PROVIDED ENTRIES
━━━

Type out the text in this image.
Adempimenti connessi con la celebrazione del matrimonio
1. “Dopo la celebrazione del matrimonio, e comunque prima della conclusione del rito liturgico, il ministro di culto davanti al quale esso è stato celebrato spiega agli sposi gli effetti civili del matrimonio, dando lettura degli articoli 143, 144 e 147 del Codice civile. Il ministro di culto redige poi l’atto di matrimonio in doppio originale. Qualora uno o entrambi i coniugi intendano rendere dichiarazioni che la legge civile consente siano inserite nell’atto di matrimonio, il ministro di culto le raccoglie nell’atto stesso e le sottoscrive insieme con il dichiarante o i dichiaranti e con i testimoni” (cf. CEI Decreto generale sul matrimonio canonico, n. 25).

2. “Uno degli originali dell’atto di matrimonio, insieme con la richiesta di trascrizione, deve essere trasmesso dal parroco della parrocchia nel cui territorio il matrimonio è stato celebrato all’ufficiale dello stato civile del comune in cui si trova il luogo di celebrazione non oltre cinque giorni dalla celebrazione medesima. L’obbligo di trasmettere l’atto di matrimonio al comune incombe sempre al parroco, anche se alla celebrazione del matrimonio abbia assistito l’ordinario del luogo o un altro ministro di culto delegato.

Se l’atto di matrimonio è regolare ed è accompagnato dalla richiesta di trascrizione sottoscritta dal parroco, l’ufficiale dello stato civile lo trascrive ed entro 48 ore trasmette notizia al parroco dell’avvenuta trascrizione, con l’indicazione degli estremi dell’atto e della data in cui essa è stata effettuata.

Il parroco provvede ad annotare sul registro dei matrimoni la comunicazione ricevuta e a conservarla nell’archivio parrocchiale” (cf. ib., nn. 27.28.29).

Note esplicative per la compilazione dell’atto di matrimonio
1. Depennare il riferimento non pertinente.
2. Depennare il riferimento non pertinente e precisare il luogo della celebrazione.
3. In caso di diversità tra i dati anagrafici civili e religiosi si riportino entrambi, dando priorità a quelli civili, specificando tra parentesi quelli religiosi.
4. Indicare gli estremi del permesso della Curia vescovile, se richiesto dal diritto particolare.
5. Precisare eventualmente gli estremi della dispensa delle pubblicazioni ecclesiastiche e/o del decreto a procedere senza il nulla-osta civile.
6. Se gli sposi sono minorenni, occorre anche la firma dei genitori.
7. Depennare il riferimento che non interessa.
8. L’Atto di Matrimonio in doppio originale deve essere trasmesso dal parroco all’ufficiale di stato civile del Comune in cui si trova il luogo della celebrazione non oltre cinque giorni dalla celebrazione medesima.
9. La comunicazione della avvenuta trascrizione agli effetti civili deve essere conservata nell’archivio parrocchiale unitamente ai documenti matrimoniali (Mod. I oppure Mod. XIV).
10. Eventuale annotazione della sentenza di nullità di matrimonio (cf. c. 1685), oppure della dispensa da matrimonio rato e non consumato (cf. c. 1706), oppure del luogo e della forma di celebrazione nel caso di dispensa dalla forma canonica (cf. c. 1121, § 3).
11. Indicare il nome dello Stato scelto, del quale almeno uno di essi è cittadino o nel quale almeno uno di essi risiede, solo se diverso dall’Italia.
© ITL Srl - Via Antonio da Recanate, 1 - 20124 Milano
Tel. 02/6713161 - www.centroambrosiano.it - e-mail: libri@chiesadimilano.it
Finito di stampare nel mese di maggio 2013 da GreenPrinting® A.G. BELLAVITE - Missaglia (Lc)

━━━

EXERCISE BRIEF
Make a verbatim copy of every entry shown above.

WRITTEN ANSWER
Type out the text in this image.
Adempimenti connessi con la celebrazione del matrimonio
1. “Dopo la celebrazione del matrimonio, e comunque prima della conclusione del rito liturgico, il ministro di culto davanti al quale esso è stato celebrato spiega agli sposi gli effetti civili del matrimonio, dando lettura degli articoli 143, 144 e 147 del Codice civile. Il ministro di culto redige poi l’atto di matrimonio in doppio originale. Qualora uno o entrambi i coniugi intendano rendere dichiarazioni che la legge civile consente siano inserite nell’atto di matrimonio, il ministro di culto le raccoglie nell’atto stesso e le sottoscrive insieme con il dichiarante o i dichiaranti e con i testimoni” (cf. CEI Decreto generale sul matrimonio canonico, n. 25).

2. “Uno degli originali dell’atto di matrimonio, insieme con la richiesta di trascrizione, deve essere trasmesso dal parroco della parrocchia nel cui territorio il matrimonio è stato celebrato all’ufficiale dello stato civile del comune in cui si trova il luogo di celebrazione non oltre cinque giorni dalla celebrazione medesima. L’obbligo di trasmettere l’atto di matrimonio al comune incombe sempre al parroco, anche se alla celebrazione del matrimonio abbia assistito l’ordinario del luogo o un altro ministro di culto delegato.

Se l’atto di matrimonio è regolare ed è accompagnato dalla richiesta di trascrizione sottoscritta dal parroco, l’ufficiale dello stato civile lo trascrive ed entro 48 ore trasmette notizia al parroco dell’avvenuta trascrizione, con l’indicazione degli estremi dell’atto e della data in cui essa è stata effettuata.

Il parroco provvede ad annotare sul registro dei matrimoni la comunicazione ricevuta e a conservarla nell’archivio parrocchiale” (cf. ib., nn. 27.28.29).

Note esplicative per la compilazione dell’atto di matrimonio
1. Depennare il riferimento non pertinente.
2. Depennare il riferimento non pertinente e precisare il luogo della celebrazione.
3. In caso di diversità tra i dati anagrafici civili e religiosi si riportino entrambi, dando priorità a quelli civili, specificando tra parentesi quelli religiosi.
4. Indicare gli estremi del permesso della Curia vescovile, se richiesto dal diritto particolare.
5. Precisare eventualmente gli estremi della dispensa delle pubblicazioni ecclesiastiche e/o del decreto a procedere senza il nulla-osta civile.
6. Se gli sposi sono minorenni, occorre anche la firma dei genitori.
7. Depennare il riferimento che non interessa.
8. L’Atto di Matrimonio in doppio originale deve essere trasmesso dal parroco all’ufficiale di stato civile del Comune in cui si trova il luogo della celebrazione non oltre cinque giorni dalla celebrazione medesima.
9. La comunicazione della avvenuta trascrizione agli effetti civili deve essere conservata nell’archivio parrocchiale unitamente ai documenti matrimoniali (Mod. I oppure Mod. XIV).
10. Eventuale annotazione della sentenza di nullità di matrimonio (cf. c. 1685), oppure della dispensa da matrimonio rato e non consumato (cf. c. 1706), oppure del luogo e della forma di celebrazione nel caso di dispensa dalla forma canonica (cf. c. 1121, § 3).
11. Indicare il nome dello Stato scelto, del quale almeno uno di essi è cittadino o nel quale almeno uno di essi risiede, solo se diverso dall’Italia.
© ITL Srl - Via Antonio da Recanate, 1 - 20124 Milano
Tel. 02/6713161 - www.centroambrosiano.it - e-mail: libri@chiesadimilano.it
Finito di stampare nel mese di maggio 2013 da GreenPrinting® A.G. BELLAVITE - Missaglia (Lc)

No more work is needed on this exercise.